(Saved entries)
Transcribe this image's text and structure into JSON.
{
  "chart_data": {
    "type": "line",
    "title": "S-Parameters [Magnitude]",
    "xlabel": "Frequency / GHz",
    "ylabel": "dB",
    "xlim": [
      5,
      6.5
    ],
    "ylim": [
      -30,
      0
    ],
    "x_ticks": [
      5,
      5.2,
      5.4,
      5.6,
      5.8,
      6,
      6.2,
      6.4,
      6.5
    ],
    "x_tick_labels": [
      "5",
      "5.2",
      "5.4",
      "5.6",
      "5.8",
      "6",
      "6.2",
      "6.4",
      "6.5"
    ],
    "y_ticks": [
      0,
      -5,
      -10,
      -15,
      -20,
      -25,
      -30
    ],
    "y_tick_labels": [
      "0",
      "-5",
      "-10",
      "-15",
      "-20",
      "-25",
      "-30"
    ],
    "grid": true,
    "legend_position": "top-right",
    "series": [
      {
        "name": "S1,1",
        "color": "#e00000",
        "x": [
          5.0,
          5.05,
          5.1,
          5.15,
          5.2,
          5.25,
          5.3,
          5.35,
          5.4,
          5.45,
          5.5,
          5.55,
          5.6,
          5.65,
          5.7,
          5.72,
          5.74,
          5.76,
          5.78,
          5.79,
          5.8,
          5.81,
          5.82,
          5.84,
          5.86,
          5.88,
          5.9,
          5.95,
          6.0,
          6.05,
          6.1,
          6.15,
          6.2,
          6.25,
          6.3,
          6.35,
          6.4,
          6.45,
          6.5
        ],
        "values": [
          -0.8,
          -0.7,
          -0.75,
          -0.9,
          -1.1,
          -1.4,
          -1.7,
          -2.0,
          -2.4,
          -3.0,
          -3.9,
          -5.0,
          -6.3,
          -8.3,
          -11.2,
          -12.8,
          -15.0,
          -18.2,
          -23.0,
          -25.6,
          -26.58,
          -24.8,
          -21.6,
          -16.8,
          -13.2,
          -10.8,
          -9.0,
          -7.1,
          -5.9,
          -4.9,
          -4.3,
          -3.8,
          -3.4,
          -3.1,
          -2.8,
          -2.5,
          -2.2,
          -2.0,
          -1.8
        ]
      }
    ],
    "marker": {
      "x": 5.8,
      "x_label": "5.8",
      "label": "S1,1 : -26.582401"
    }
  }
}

Task description:
In full and verbatim, repeat the records given above.

Task answer:
Transcribe this image's text and structure into JSON.
{
  "chart_data": {
    "type": "line",
    "title": "S-Parameters [Magnitude]",
    "xlabel": "Frequency / GHz",
    "ylabel": "dB",
    "xlim": [
      5,
      6.5
    ],
    "ylim": [
      -30,
      0
    ],
    "x_ticks": [
      5,
      5.2,
      5.4,
      5.6,
      5.8,
      6,
      6.2,
      6.4,
      6.5
    ],
    "x_tick_labels": [
      "5",
      "5.2",
      "5.4",
      "5.6",
      "5.8",
      "6",
      "6.2",
      "6.4",
      "6.5"
    ],
    "y_ticks": [
      0,
      -5,
      -10,
      -15,
      -20,
      -25,
      -30
    ],
    "y_tick_labels": [
      "0",
      "-5",
      "-10",
      "-15",
      "-20",
      "-25",
      "-30"
    ],
    "grid": true,
    "legend_position": "top-right",
    "series": [
      {
        "name": "S1,1",
        "color": "#e00000",
        "x": [
          5.0,
          5.05,
          5.1,
          5.15,
          5.2,
          5.25,
          5.3,
          5.35,
          5.4,
          5.45,
          5.5,
          5.55,
          5.6,
          5.65,
          5.7,
          5.72,
          5.74,
          5.76,
          5.78,
          5.79,
          5.8,
          5.81,
          5.82,
          5.84,
          5.86,
          5.88,
          5.9,
          5.95,
          6.0,
          6.05,
          6.1,
          6.15,
          6.2,
          6.25,
          6.3,
          6.35,
          6.4,
          6.45,
          6.5
        ],
        "values": [
          -0.8,
          -0.7,
          -0.75,
          -0.9,
          -1.1,
          -1.4,
          -1.7,
          -2.0,
          -2.4,
          -3.0,
          -3.9,
          -5.0,
          -6.3,
          -8.3,
          -11.2,
          -12.8,
          -15.0,
          -18.2,
          -23.0,
          -25.6,
          -26.58,
          -24.8,
          -21.6,
          -16.8,
          -13.2,
          -10.8,
          -9.0,
          -7.1,
          -5.9,
          -4.9,
          -4.3,
          -3.8,
          -3.4,
          -3.1,
          -2.8,
          -2.5,
          -2.2,
          -2.0,
          -1.8
        ]
      }
    ],
    "marker": {
      "x": 5.8,
      "x_label": "5.8",
      "label": "S1,1 : -26.582401"
    }
  }
}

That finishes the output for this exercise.